Source extract =
──────────────────────────────
Rudolf Bilas

Personal information
- Date of birth: 10 November 1992 (age 32)
- Place of birth: Svidník, Czechoslovakia
- Height: 1.85 m (6 ft 1 in)
- Position(s): Midfielder

Team information
- Current team: FC Weesen
- Number: 14

Youth career
- Stropkov

Senior career*
- Years: Team / Apps / (Gls)
- 2012–2013: Tesla Stropkov / 28 / (8)
- 2013–2014: → Kremnička (loan) / 18 / (1)
- 2014–2015: → Lokomotíva Zvolen (loan) / 20 / (2)
- 2015: → Poprad (loan) / 18 / (7)
- 2016–2017: Poprad / 37 / (14)
- 2017–2019: iClinic Sereď / 42 / (6)
- 2019: Tesla Stropkov / 7 / (3)
──────────────────────────────
Document structure recognition data
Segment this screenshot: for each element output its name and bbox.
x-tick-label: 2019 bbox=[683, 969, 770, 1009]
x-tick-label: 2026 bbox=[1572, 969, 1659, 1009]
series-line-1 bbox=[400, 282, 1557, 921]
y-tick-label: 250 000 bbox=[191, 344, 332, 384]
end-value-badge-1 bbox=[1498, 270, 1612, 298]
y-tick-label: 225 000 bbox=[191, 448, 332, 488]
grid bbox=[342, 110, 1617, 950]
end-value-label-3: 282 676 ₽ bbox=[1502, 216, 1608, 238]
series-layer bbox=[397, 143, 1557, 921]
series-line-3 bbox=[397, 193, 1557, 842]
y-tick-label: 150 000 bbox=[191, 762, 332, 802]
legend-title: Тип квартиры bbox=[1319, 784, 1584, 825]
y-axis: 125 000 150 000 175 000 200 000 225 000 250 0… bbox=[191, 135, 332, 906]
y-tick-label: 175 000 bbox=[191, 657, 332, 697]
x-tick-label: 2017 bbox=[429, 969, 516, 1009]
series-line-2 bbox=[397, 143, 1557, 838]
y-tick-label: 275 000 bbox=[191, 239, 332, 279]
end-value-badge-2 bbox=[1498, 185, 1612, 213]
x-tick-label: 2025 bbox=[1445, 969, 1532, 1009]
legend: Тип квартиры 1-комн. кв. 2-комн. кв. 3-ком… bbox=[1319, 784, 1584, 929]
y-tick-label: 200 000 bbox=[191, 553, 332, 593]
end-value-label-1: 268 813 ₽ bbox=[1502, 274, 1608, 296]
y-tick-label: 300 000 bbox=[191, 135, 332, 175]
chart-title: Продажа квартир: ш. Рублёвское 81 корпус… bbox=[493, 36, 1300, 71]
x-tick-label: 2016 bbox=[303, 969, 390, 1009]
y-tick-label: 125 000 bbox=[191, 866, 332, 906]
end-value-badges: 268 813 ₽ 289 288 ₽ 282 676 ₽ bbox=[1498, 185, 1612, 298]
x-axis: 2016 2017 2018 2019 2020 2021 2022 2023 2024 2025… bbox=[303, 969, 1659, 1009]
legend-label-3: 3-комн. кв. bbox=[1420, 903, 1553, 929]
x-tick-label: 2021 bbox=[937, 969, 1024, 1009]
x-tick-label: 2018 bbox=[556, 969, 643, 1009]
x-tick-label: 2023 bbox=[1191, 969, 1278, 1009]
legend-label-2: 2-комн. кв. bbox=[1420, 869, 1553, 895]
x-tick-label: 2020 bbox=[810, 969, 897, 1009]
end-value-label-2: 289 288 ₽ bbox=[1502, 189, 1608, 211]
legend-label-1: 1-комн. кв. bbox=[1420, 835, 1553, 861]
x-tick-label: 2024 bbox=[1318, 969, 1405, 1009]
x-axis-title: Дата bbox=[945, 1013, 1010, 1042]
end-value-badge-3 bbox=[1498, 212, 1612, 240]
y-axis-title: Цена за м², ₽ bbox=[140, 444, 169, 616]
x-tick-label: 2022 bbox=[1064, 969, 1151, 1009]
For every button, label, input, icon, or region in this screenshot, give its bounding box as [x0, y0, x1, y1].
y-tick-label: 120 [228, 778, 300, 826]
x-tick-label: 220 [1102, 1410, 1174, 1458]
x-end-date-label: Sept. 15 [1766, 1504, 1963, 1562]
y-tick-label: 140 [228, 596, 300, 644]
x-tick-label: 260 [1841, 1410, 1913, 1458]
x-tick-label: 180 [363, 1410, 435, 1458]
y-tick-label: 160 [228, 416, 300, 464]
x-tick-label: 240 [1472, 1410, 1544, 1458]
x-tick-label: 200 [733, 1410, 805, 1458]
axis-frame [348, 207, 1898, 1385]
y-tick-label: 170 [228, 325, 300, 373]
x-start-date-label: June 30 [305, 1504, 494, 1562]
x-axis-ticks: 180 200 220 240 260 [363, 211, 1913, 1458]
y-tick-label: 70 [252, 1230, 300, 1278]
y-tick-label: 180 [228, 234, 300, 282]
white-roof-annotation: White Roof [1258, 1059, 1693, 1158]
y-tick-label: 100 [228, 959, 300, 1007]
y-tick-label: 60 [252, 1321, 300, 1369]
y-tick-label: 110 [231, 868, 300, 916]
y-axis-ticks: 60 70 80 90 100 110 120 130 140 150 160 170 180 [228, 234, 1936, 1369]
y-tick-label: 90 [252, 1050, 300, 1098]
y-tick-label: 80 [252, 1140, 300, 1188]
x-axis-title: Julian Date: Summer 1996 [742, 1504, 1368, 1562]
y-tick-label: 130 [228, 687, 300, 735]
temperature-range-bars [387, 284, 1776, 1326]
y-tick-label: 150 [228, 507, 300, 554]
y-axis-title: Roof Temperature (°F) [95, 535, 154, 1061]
──────────────────────────────
What you need to do =
1. Render the entry "Place of birth: Svidník, Czechoslovakia" from the Rudolf Bilas profile in Spanish.
2. Carry the Rudolf Bilas profile forward from its final line.
This listing has no connection to the Rudolf Bilas profile.

Results for each task =
1. Lugar de nacimiento: Svidník, Checoslovaquia

2.
- 2020–: FC Weesen / 12 / (0)

= Rudolf Bilas =

Slovak footballer

Rudolf Bilas (born 10 November 1992) is a Slovak football midfielder who currently plays for SC Weesen in 2. Liga Interregional.

==Club career==
Bilas made his Fortuna Liga debut for iClinic Sereď against Železiarne Podbrezová on 25 August 2018, when he came on as a replacement for Filip Pankarićan some ten minutes before the end.